**Set task**
Return only the count of lines in which the word "author" appears.

**The input**
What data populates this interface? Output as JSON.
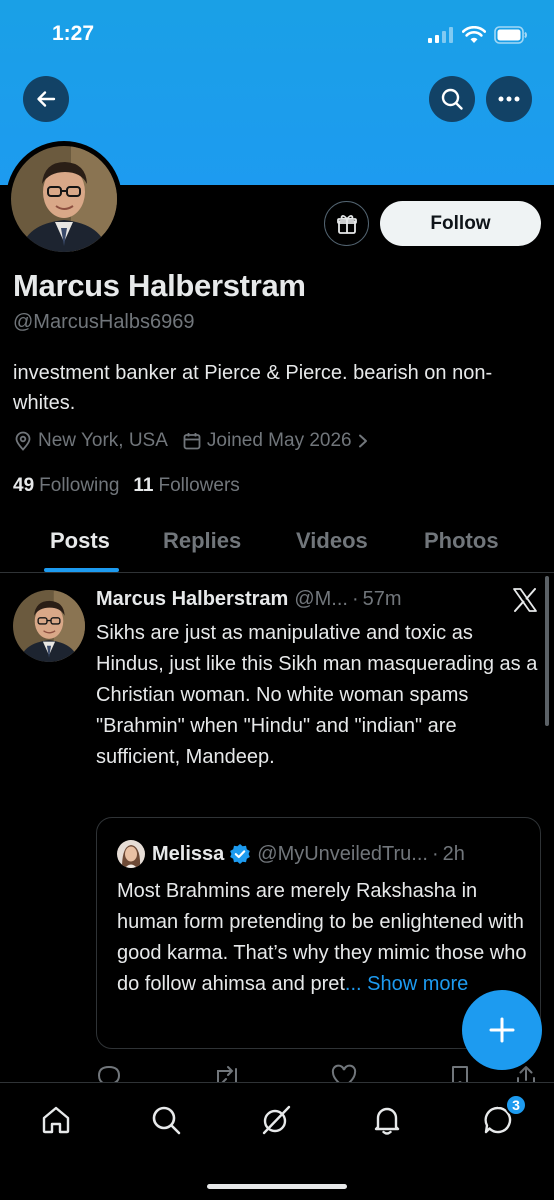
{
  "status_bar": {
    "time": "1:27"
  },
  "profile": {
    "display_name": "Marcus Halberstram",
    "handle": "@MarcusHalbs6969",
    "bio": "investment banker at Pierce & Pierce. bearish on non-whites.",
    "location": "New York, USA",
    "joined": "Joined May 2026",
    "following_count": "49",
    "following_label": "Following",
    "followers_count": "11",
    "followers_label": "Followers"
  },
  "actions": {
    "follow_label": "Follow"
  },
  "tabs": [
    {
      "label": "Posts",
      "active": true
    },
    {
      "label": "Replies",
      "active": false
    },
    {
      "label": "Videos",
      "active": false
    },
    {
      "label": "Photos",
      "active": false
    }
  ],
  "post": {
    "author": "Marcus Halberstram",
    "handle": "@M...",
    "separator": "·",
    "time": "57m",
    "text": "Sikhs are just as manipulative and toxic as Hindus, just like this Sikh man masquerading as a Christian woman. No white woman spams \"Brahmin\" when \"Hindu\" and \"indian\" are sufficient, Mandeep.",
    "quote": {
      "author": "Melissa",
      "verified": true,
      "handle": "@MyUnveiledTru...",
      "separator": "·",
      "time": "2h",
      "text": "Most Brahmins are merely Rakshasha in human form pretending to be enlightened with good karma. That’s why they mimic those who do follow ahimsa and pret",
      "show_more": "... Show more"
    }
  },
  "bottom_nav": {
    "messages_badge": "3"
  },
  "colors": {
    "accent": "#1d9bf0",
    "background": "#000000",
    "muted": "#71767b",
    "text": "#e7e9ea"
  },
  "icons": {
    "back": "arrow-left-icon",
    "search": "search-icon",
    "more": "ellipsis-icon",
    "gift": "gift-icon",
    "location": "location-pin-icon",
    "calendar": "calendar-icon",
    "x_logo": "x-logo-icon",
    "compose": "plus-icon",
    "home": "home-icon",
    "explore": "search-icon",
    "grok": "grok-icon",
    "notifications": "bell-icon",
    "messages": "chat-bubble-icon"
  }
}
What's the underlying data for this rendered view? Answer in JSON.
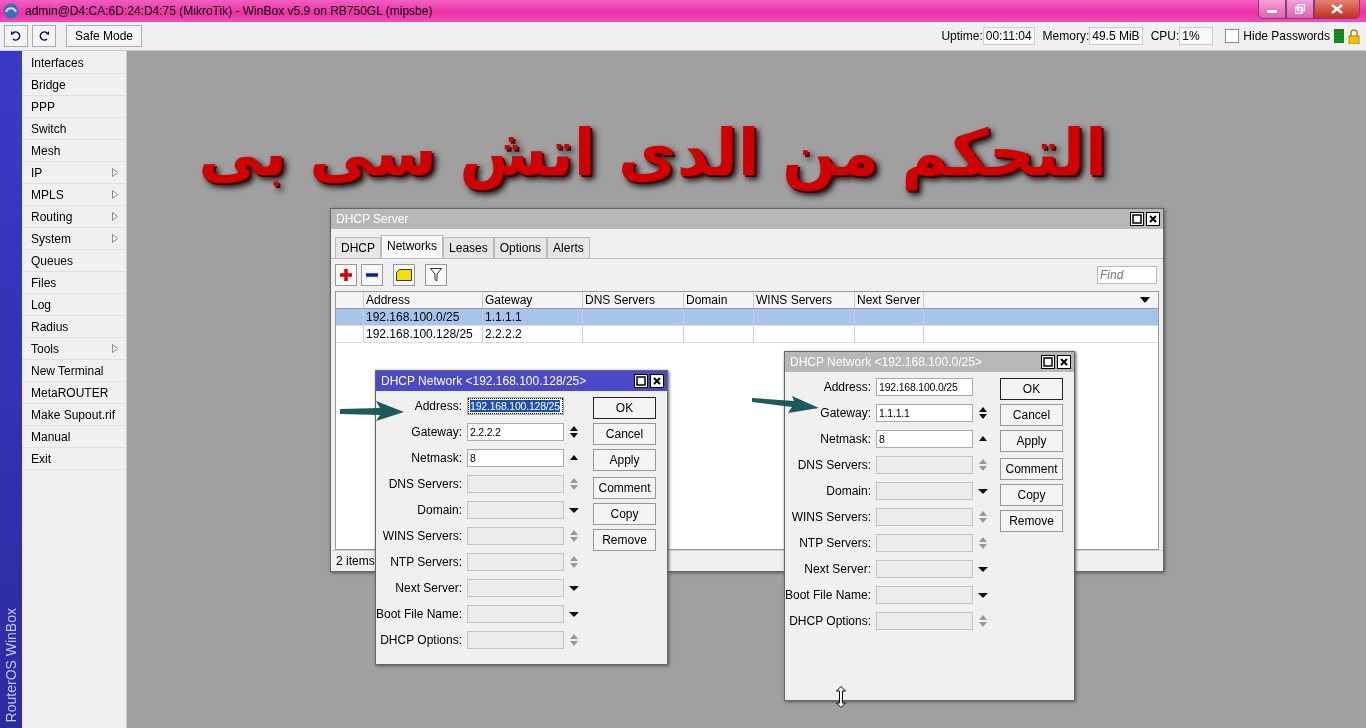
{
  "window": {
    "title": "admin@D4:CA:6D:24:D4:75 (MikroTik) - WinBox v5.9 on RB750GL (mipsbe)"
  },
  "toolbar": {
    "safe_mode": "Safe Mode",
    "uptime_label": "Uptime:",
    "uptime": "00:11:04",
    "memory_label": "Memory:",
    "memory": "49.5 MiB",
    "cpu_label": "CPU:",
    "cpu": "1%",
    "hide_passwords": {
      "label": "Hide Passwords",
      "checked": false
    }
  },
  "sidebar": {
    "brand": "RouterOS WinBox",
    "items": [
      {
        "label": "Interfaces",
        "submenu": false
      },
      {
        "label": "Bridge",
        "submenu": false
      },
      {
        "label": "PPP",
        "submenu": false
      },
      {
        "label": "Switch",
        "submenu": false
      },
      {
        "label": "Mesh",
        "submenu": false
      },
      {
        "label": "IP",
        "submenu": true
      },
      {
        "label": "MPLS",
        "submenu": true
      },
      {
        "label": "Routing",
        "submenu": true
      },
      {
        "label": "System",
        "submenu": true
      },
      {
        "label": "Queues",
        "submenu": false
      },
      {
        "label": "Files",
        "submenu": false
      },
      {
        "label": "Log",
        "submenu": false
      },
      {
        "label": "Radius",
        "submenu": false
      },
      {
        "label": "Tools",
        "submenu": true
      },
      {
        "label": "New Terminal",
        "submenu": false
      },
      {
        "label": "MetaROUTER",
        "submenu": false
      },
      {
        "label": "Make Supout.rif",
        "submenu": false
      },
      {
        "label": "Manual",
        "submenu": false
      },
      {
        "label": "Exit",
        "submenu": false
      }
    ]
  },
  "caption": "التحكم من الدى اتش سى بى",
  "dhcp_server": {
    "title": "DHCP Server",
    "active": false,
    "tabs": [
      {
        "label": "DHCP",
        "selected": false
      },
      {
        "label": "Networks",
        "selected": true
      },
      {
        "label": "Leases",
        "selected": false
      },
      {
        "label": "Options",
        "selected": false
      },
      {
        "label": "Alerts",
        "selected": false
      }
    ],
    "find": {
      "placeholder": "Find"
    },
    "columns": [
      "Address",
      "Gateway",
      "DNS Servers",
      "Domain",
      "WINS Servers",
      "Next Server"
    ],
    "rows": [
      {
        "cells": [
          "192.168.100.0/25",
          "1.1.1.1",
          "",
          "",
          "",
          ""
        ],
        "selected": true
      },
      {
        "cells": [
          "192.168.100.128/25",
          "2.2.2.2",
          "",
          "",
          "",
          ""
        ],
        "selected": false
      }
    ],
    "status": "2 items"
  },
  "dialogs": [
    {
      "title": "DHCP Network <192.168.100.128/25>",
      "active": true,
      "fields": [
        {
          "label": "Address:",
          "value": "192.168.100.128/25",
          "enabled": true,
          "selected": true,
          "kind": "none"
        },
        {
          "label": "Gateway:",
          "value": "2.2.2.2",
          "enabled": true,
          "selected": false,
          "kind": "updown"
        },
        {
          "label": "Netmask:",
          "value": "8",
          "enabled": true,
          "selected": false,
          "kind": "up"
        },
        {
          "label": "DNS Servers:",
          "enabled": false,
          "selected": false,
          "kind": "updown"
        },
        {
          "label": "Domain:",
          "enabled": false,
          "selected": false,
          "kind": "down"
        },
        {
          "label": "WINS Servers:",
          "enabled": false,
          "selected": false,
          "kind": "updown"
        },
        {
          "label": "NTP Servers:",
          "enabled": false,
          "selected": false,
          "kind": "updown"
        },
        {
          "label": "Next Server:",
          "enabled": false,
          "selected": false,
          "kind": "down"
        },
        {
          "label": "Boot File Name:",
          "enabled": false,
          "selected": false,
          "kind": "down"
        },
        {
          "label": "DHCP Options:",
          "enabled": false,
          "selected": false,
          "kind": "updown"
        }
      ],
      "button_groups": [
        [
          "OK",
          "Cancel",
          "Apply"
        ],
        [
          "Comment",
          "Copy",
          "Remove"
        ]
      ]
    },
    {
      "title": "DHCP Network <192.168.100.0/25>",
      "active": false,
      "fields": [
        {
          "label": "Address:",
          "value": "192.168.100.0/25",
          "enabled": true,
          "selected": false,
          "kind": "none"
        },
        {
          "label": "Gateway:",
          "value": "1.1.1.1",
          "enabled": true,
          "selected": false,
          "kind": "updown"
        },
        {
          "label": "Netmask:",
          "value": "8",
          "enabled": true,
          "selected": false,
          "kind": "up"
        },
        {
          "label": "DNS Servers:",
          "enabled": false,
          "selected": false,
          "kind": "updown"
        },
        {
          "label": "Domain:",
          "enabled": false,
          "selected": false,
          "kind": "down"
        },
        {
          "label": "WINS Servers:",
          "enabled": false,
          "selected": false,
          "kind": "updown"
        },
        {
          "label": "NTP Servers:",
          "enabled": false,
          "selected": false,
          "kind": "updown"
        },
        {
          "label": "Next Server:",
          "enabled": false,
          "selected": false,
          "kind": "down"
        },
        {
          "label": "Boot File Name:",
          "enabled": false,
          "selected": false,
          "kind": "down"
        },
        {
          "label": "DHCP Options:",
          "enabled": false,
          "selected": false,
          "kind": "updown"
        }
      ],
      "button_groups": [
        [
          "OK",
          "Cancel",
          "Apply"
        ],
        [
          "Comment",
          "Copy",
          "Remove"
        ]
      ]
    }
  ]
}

--

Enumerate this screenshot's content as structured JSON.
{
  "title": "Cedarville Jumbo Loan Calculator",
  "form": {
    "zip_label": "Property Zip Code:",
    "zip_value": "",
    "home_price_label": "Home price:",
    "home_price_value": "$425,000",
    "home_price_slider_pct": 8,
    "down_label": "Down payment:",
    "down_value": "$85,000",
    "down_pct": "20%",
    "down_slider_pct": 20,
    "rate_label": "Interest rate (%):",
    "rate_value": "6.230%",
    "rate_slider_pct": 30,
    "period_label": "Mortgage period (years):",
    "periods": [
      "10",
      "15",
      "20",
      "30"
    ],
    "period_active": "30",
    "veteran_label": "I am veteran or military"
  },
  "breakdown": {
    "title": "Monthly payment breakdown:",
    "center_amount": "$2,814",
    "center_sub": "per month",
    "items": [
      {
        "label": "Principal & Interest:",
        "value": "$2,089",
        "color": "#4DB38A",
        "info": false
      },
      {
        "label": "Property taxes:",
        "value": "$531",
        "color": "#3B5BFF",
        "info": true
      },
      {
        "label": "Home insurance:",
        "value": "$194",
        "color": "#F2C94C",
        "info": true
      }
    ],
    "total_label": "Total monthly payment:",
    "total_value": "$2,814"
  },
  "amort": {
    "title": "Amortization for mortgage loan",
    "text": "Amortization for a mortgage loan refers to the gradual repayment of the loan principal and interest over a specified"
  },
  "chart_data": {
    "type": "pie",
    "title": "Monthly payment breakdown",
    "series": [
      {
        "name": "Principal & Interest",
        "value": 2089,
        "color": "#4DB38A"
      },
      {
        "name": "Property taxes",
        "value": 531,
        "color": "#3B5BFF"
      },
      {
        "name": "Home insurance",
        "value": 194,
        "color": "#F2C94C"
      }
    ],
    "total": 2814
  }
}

**The solution**
2